+++ Исходный текст +++
Я верю, что истина не может быть разрушительной, т. е. та истина, закон, которому подчинено развитие человеческого, земного мира. Даже если нас, людей, ждет будущее – через десятки миллионов лет, по Циолковскому (см. беседу с Чижевским), – невероятное, пугающее, лучистое, лучевое, но возможное. Впрочем, до тех ли далей нам, нынешним, до того ли, до таких ли перспектив! Тут вся душа, все сознанье заполнены нынешним и все отвлеченности пугающе конкретны, хотя в конкретном обличье их следовало бы называть иначе, поточнее, и угроза жестокости, насильственного подчинения, массового убийства при помощи новейших научных достижений нависает над нашими головами, и жить изо дня в день позволяет нам, утешая и отвлекая, лишь бессмертное человеческое легкомыслие... Не забыть, как стоял на Бородинском поле полк Андрея Болконского и как рвались в его рядах шрапнели и падали ядра, а полк смыкал ряды и продолжал стоять, и со стороны это каре выглядело невозмутимо стойким... (Насчет шрапнели я придумал, там были, наверное, только ядра.)
27.11.78.
Вернулась из отпуска Лариса Бочкова. Рассказывала, что в поезде за Харьковом (она ехала в Ворошиловградскую область, в Попасную) в вагон вошли глухонемые парни и продавали портреты Сталина, а также фотографически исполненные буклеты с изображением различных событий из жизни того же Сталина. <...> Никто в вагоне не удивился и не возмутился этой торговлей. Занятно, не правда ли? Попробовал бы кто-нибудь носить по вагонам другие портреты. Да и спроста ли эти глухонемые пропагандируют Сталина, только ли ради денег? Или за ними – вполне разговорчивые люди, да еще с острым слухом?
8.12.78.
Знакомая рассказывает, что некий представитель обкома (хотел бы я узнать его имя; кому же это поручено?) регулярно интересуется поступлением товаров в универмаг и последнее время все (?) джинсы, дубленки, хорошие шапки оставляются обкому. Та же женщина вспоминала, что Скулкова (жена первого секретаря обкома КПСС. – Т. Д.) сама откладывала интересующие ее вещи в специальный мешок и выкупала их по мере надобности. Однажды поступили три шубы, видимо достаточно хорошие, и заведующая отделом одну купила сама. Вскоре явилась Скулкова и распорядилась, чтобы одна шуба была продана ей, а остальные – отправлены в районы (тогда в Костроме такая шуба будет только у нее). Но заведующая заупрямилась и, как ни уговаривали ее торговые власти, от своей шубы не отказалась, и тогда Скулкова не стала покупать шубу. Об этой Скулковой в свое время я слышал немало; о том, например, как из одного районного центра, где она была с мужем, гоняли самолет в другой райцентр, чтобы купить там какие-то предметы дамского туалета.
+++ Список записей +++
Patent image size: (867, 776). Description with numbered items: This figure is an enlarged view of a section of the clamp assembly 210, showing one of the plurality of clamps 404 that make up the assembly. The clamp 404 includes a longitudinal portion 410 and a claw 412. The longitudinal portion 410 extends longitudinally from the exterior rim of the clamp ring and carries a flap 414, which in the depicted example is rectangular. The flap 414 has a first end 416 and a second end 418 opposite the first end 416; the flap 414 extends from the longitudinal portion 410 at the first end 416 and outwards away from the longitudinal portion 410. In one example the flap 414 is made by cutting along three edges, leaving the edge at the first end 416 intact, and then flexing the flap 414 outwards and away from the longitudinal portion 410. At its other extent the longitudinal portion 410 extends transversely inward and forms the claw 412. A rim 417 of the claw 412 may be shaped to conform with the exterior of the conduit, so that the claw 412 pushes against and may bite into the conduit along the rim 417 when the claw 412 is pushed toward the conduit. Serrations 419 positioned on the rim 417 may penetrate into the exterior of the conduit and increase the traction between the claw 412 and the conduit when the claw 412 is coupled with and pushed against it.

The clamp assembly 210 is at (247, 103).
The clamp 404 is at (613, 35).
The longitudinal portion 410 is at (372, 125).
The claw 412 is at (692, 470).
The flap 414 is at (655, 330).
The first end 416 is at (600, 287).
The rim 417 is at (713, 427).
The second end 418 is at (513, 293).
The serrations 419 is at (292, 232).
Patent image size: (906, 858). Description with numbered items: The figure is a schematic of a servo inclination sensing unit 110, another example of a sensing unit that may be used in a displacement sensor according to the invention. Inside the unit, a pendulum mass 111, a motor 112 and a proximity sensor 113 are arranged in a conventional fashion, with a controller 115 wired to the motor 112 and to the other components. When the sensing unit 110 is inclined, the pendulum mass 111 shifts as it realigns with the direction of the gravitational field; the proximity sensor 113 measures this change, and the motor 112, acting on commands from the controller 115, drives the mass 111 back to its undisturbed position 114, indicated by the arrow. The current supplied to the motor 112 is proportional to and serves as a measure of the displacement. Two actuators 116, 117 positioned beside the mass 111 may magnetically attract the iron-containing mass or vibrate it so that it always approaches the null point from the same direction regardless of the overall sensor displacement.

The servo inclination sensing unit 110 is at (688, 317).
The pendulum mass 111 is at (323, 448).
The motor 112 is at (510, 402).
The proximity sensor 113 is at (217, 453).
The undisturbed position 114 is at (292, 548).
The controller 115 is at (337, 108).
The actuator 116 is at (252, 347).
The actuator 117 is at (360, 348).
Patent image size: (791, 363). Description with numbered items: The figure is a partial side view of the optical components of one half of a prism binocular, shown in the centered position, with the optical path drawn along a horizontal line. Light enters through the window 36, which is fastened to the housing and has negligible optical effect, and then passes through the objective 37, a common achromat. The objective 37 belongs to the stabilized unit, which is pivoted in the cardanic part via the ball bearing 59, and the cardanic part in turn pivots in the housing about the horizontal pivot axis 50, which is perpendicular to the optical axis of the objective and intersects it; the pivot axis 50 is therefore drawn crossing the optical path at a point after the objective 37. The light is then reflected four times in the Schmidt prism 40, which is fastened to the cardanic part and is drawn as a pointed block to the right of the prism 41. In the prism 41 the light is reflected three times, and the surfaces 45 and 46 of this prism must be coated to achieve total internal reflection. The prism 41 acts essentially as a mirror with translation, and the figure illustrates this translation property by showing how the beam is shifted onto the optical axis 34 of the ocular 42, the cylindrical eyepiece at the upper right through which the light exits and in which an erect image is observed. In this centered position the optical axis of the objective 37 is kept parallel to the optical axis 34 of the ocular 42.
+++
→ Задание
Пожалуйста, воспроизведите без изменений отрывок из дневниковых записей, начиная со слов «Вернулась из отпуска» и заканчивая словами «с острым слухом?».

→ Результат
Вернулась из отпуска Лариса Бочкова. Рассказывала, что в поезде за Харьковом (она ехала в Ворошиловградскую область, в Попасную) в вагон вошли глухонемые парни и продавали портреты Сталина, а также фотографически исполненные буклеты с изображением различных событий из жизни того же Сталина. <...> Никто в вагоне не удивился и не возмутился этой торговлей. Занятно, не правда ли? Попробовал бы кто-нибудь носить по вагонам другие портреты. Да и спроста ли эти глухонемые пропагандируют Сталина, только ли ради денег? Или за ними – вполне разговорчивые люди, да еще с острым слухом?